**INSTRUCTION:**
Indicate only the number of lines in the listing below in which the word "name" appears.

____

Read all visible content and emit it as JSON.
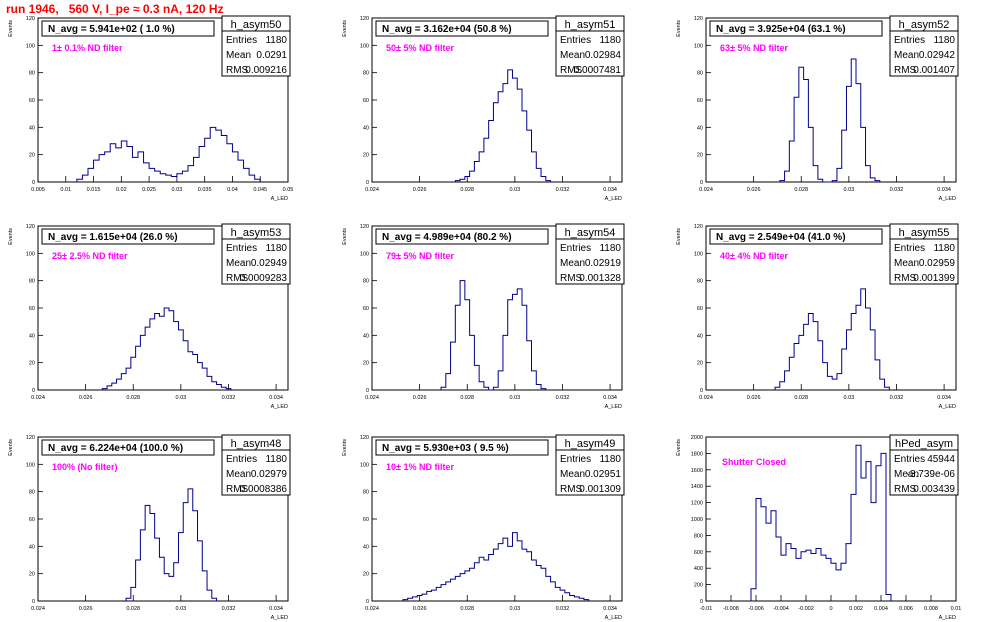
{
  "run_title": "run 1946,   560 V, I_pe ≈ 0.3 nA, 120 Hz",
  "colors": {
    "histogram": "#00008b",
    "annotation": "#ff00ff",
    "title": "#ff0000",
    "frame": "#000000"
  },
  "chart_data": [
    {
      "type": "histogram",
      "name": "h_asym50",
      "title": "N_avg = 5.941e+02 ( 1.0 %)",
      "note": "1± 0.1% ND filter",
      "stats": {
        "entries": "1180",
        "mean": "0.0291",
        "rms": "0.009216"
      },
      "ylabel": "Events",
      "xlabel": "A_LED",
      "xlim": [
        0.005,
        0.05
      ],
      "ylim": [
        0,
        120
      ],
      "xticks": [
        0.005,
        0.01,
        0.015,
        0.02,
        0.025,
        0.03,
        0.035,
        0.04,
        0.045,
        0.05
      ],
      "xtick_labels": [
        "0.005",
        "0.01",
        "0.015",
        "0.02",
        "0.025",
        "0.03",
        "0.035",
        "0.04",
        "0.045",
        "0.05"
      ],
      "yticks": [
        0,
        20,
        40,
        60,
        80,
        100,
        120
      ],
      "ytick_labels": [
        "0",
        "20",
        "40",
        "60",
        "80",
        "100",
        "120"
      ],
      "x": [
        0.0125,
        0.0135,
        0.0145,
        0.0155,
        0.0165,
        0.0175,
        0.0185,
        0.0195,
        0.0205,
        0.0215,
        0.0225,
        0.0235,
        0.0245,
        0.0255,
        0.0265,
        0.0275,
        0.0285,
        0.0295,
        0.0305,
        0.0315,
        0.0325,
        0.0335,
        0.0345,
        0.0355,
        0.0365,
        0.0375,
        0.0385,
        0.0395,
        0.0405,
        0.0415,
        0.0425,
        0.0435,
        0.0445
      ],
      "y": [
        2,
        5,
        10,
        16,
        20,
        22,
        28,
        25,
        30,
        26,
        18,
        22,
        14,
        10,
        8,
        6,
        5,
        4,
        6,
        8,
        12,
        18,
        26,
        32,
        40,
        38,
        34,
        28,
        22,
        16,
        10,
        5,
        2
      ]
    },
    {
      "type": "histogram",
      "name": "h_asym51",
      "title": "N_avg = 3.162e+04 (50.8 %)",
      "note": "50± 5% ND filter",
      "stats": {
        "entries": "1180",
        "mean": "0.02984",
        "rms": "0.0007481"
      },
      "ylabel": "Events",
      "xlabel": "A_LED",
      "xlim": [
        0.024,
        0.0345
      ],
      "ylim": [
        0,
        120
      ],
      "xticks": [
        0.024,
        0.026,
        0.028,
        0.03,
        0.032,
        0.034
      ],
      "xtick_labels": [
        "0.024",
        "0.026",
        "0.028",
        "0.03",
        "0.032",
        "0.034"
      ],
      "yticks": [
        0,
        20,
        40,
        60,
        80,
        100,
        120
      ],
      "ytick_labels": [
        "0",
        "20",
        "40",
        "60",
        "80",
        "100",
        "120"
      ],
      "x": [
        0.0276,
        0.0278,
        0.028,
        0.0282,
        0.0284,
        0.0286,
        0.0288,
        0.029,
        0.0292,
        0.0294,
        0.0296,
        0.0298,
        0.03,
        0.0302,
        0.0304,
        0.0306,
        0.0308,
        0.031,
        0.0312,
        0.0314
      ],
      "y": [
        1,
        2,
        4,
        8,
        15,
        22,
        32,
        45,
        58,
        66,
        72,
        82,
        76,
        68,
        52,
        38,
        22,
        10,
        4,
        1
      ]
    },
    {
      "type": "histogram",
      "name": "h_asym52",
      "title": "N_avg = 3.925e+04 (63.1 %)",
      "note": "63± 5% ND filter",
      "stats": {
        "entries": "1180",
        "mean": "0.02942",
        "rms": "0.001407"
      },
      "ylabel": "Events",
      "xlabel": "A_LED",
      "xlim": [
        0.024,
        0.0345
      ],
      "ylim": [
        0,
        120
      ],
      "xticks": [
        0.024,
        0.026,
        0.028,
        0.03,
        0.032,
        0.034
      ],
      "xtick_labels": [
        "0.024",
        "0.026",
        "0.028",
        "0.03",
        "0.032",
        "0.034"
      ],
      "yticks": [
        0,
        20,
        40,
        60,
        80,
        100,
        120
      ],
      "ytick_labels": [
        "0",
        "20",
        "40",
        "60",
        "80",
        "100",
        "120"
      ],
      "x": [
        0.0272,
        0.0274,
        0.0276,
        0.0278,
        0.028,
        0.0282,
        0.0284,
        0.0286,
        0.0288,
        0.029,
        0.0292,
        0.0294,
        0.0296,
        0.0298,
        0.03,
        0.0302,
        0.0304,
        0.0306,
        0.0308,
        0.031,
        0.0312
      ],
      "y": [
        1,
        8,
        30,
        62,
        84,
        75,
        40,
        12,
        2,
        0,
        0,
        1,
        10,
        38,
        70,
        90,
        72,
        40,
        12,
        3,
        1
      ]
    },
    {
      "type": "histogram",
      "name": "h_asym53",
      "title": "N_avg = 1.615e+04 (26.0 %)",
      "note": "25± 2.5% ND filter",
      "stats": {
        "entries": "1180",
        "mean": "0.02949",
        "rms": "0.0009283"
      },
      "ylabel": "Events",
      "xlabel": "A_LED",
      "xlim": [
        0.024,
        0.0345
      ],
      "ylim": [
        0,
        120
      ],
      "xticks": [
        0.024,
        0.026,
        0.028,
        0.03,
        0.032,
        0.034
      ],
      "xtick_labels": [
        "0.024",
        "0.026",
        "0.028",
        "0.03",
        "0.032",
        "0.034"
      ],
      "yticks": [
        0,
        20,
        40,
        60,
        80,
        100,
        120
      ],
      "ytick_labels": [
        "0",
        "20",
        "40",
        "60",
        "80",
        "100",
        "120"
      ],
      "x": [
        0.0268,
        0.027,
        0.0272,
        0.0274,
        0.0276,
        0.0278,
        0.028,
        0.0282,
        0.0284,
        0.0286,
        0.0288,
        0.029,
        0.0292,
        0.0294,
        0.0296,
        0.0298,
        0.03,
        0.0302,
        0.0304,
        0.0306,
        0.0308,
        0.031,
        0.0312,
        0.0314,
        0.0316,
        0.0318,
        0.032
      ],
      "y": [
        1,
        3,
        5,
        8,
        12,
        16,
        24,
        32,
        40,
        46,
        52,
        56,
        54,
        60,
        58,
        50,
        44,
        36,
        28,
        26,
        20,
        16,
        10,
        6,
        4,
        2,
        1
      ]
    },
    {
      "type": "histogram",
      "name": "h_asym54",
      "title": "N_avg = 4.989e+04 (80.2 %)",
      "note": "79± 5% ND filter",
      "stats": {
        "entries": "1180",
        "mean": "0.02919",
        "rms": "0.001328"
      },
      "ylabel": "Events",
      "xlabel": "A_LED",
      "xlim": [
        0.024,
        0.0345
      ],
      "ylim": [
        0,
        120
      ],
      "xticks": [
        0.024,
        0.026,
        0.028,
        0.03,
        0.032,
        0.034
      ],
      "xtick_labels": [
        "0.024",
        "0.026",
        "0.028",
        "0.03",
        "0.032",
        "0.034"
      ],
      "yticks": [
        0,
        20,
        40,
        60,
        80,
        100,
        120
      ],
      "ytick_labels": [
        "0",
        "20",
        "40",
        "60",
        "80",
        "100",
        "120"
      ],
      "x": [
        0.027,
        0.0272,
        0.0274,
        0.0276,
        0.0278,
        0.028,
        0.0282,
        0.0284,
        0.0286,
        0.0288,
        0.029,
        0.0292,
        0.0294,
        0.0296,
        0.0298,
        0.03,
        0.0302,
        0.0304,
        0.0306,
        0.0308,
        0.031,
        0.0312
      ],
      "y": [
        2,
        12,
        35,
        62,
        80,
        66,
        40,
        18,
        6,
        2,
        0,
        2,
        14,
        40,
        66,
        70,
        74,
        62,
        36,
        14,
        4,
        1
      ]
    },
    {
      "type": "histogram",
      "name": "h_asym55",
      "title": "N_avg = 2.549e+04 (41.0 %)",
      "note": "40± 4% ND filter",
      "stats": {
        "entries": "1180",
        "mean": "0.02959",
        "rms": "0.001399"
      },
      "ylabel": "Events",
      "xlabel": "A_LED",
      "xlim": [
        0.024,
        0.0345
      ],
      "ylim": [
        0,
        120
      ],
      "xticks": [
        0.024,
        0.026,
        0.028,
        0.03,
        0.032,
        0.034
      ],
      "xtick_labels": [
        "0.024",
        "0.026",
        "0.028",
        "0.03",
        "0.032",
        "0.034"
      ],
      "yticks": [
        0,
        20,
        40,
        60,
        80,
        100,
        120
      ],
      "ytick_labels": [
        "0",
        "20",
        "40",
        "60",
        "80",
        "100",
        "120"
      ],
      "x": [
        0.027,
        0.0272,
        0.0274,
        0.0276,
        0.0278,
        0.028,
        0.0282,
        0.0284,
        0.0286,
        0.0288,
        0.029,
        0.0292,
        0.0294,
        0.0296,
        0.0298,
        0.03,
        0.0302,
        0.0304,
        0.0306,
        0.0308,
        0.031,
        0.0312,
        0.0314,
        0.0316
      ],
      "y": [
        2,
        6,
        14,
        24,
        34,
        40,
        48,
        56,
        50,
        36,
        20,
        10,
        8,
        12,
        30,
        44,
        56,
        62,
        74,
        60,
        44,
        22,
        8,
        2
      ]
    },
    {
      "type": "histogram",
      "name": "h_asym48",
      "title": "N_avg = 6.224e+04 (100.0 %)",
      "note": "100% (No filter)",
      "stats": {
        "entries": "1180",
        "mean": "0.02979",
        "rms": "0.0008386"
      },
      "ylabel": "Events",
      "xlabel": "A_LED",
      "xlim": [
        0.024,
        0.0345
      ],
      "ylim": [
        0,
        120
      ],
      "xticks": [
        0.024,
        0.026,
        0.028,
        0.03,
        0.032,
        0.034
      ],
      "xtick_labels": [
        "0.024",
        "0.026",
        "0.028",
        "0.03",
        "0.032",
        "0.034"
      ],
      "yticks": [
        0,
        20,
        40,
        60,
        80,
        100,
        120
      ],
      "ytick_labels": [
        "0",
        "20",
        "40",
        "60",
        "80",
        "100",
        "120"
      ],
      "x": [
        0.0278,
        0.028,
        0.0282,
        0.0284,
        0.0286,
        0.0288,
        0.029,
        0.0292,
        0.0294,
        0.0296,
        0.0298,
        0.03,
        0.0302,
        0.0304,
        0.0306,
        0.0308,
        0.031,
        0.0312,
        0.0314
      ],
      "y": [
        2,
        10,
        30,
        52,
        70,
        64,
        46,
        32,
        20,
        18,
        28,
        50,
        72,
        82,
        66,
        44,
        22,
        8,
        2
      ]
    },
    {
      "type": "histogram",
      "name": "h_asym49",
      "title": "N_avg = 5.930e+03 ( 9.5 %)",
      "note": "10± 1% ND filter",
      "stats": {
        "entries": "1180",
        "mean": "0.02951",
        "rms": "0.001309"
      },
      "ylabel": "Events",
      "xlabel": "A_LED",
      "xlim": [
        0.024,
        0.0345
      ],
      "ylim": [
        0,
        120
      ],
      "xticks": [
        0.024,
        0.026,
        0.028,
        0.03,
        0.032,
        0.034
      ],
      "xtick_labels": [
        "0.024",
        "0.026",
        "0.028",
        "0.03",
        "0.032",
        "0.034"
      ],
      "yticks": [
        0,
        20,
        40,
        60,
        80,
        100,
        120
      ],
      "ytick_labels": [
        "0",
        "20",
        "40",
        "60",
        "80",
        "100",
        "120"
      ],
      "x": [
        0.0254,
        0.0256,
        0.0258,
        0.026,
        0.0262,
        0.0264,
        0.0266,
        0.0268,
        0.027,
        0.0272,
        0.0274,
        0.0276,
        0.0278,
        0.028,
        0.0282,
        0.0284,
        0.0286,
        0.0288,
        0.029,
        0.0292,
        0.0294,
        0.0296,
        0.0298,
        0.03,
        0.0302,
        0.0304,
        0.0306,
        0.0308,
        0.031,
        0.0312,
        0.0314,
        0.0316,
        0.0318,
        0.032,
        0.0322,
        0.0324,
        0.0326,
        0.0328,
        0.033
      ],
      "y": [
        1,
        2,
        3,
        4,
        5,
        7,
        8,
        10,
        12,
        14,
        16,
        18,
        20,
        22,
        24,
        28,
        32,
        30,
        34,
        38,
        42,
        46,
        40,
        50,
        44,
        38,
        36,
        30,
        26,
        24,
        18,
        14,
        10,
        8,
        6,
        4,
        3,
        2,
        1
      ]
    },
    {
      "type": "histogram",
      "name": "hPed_asym",
      "title": "",
      "note": "Shutter Closed",
      "stats": {
        "entries": "45944",
        "mean": "-3.739e-06",
        "rms": "0.003439"
      },
      "ylabel": "Events",
      "xlabel": "A_LED",
      "xlim": [
        -0.01,
        0.01
      ],
      "ylim": [
        0,
        2000
      ],
      "xticks": [
        -0.01,
        -0.008,
        -0.006,
        -0.004,
        -0.002,
        0,
        0.002,
        0.004,
        0.006,
        0.008,
        0.01
      ],
      "xtick_labels": [
        "-0.01",
        "-0.008",
        "-0.006",
        "-0.004",
        "-0.002",
        "0",
        "0.002",
        "0.004",
        "0.006",
        "0.008",
        "0.01"
      ],
      "yticks": [
        0,
        200,
        400,
        600,
        800,
        1000,
        1200,
        1400,
        1600,
        1800,
        2000
      ],
      "ytick_labels": [
        "0",
        "200",
        "400",
        "600",
        "800",
        "1000",
        "1200",
        "1400",
        "1600",
        "1800",
        "2000"
      ],
      "x": [
        -0.0062,
        -0.0058,
        -0.0054,
        -0.005,
        -0.0046,
        -0.0042,
        -0.0038,
        -0.0034,
        -0.003,
        -0.0026,
        -0.0022,
        -0.0018,
        -0.0014,
        -0.001,
        -0.0006,
        -0.0002,
        0.0002,
        0.0006,
        0.001,
        0.0014,
        0.0018,
        0.0022,
        0.0026,
        0.003,
        0.0034,
        0.0038,
        0.0042,
        0.0046
      ],
      "y": [
        150,
        1250,
        1150,
        950,
        1100,
        780,
        560,
        700,
        640,
        520,
        600,
        620,
        580,
        640,
        560,
        520,
        460,
        380,
        460,
        700,
        1300,
        1900,
        1500,
        1700,
        1200,
        1650,
        1800,
        80
      ]
    }
  ]
}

____

**FULL RESPONSE:**
9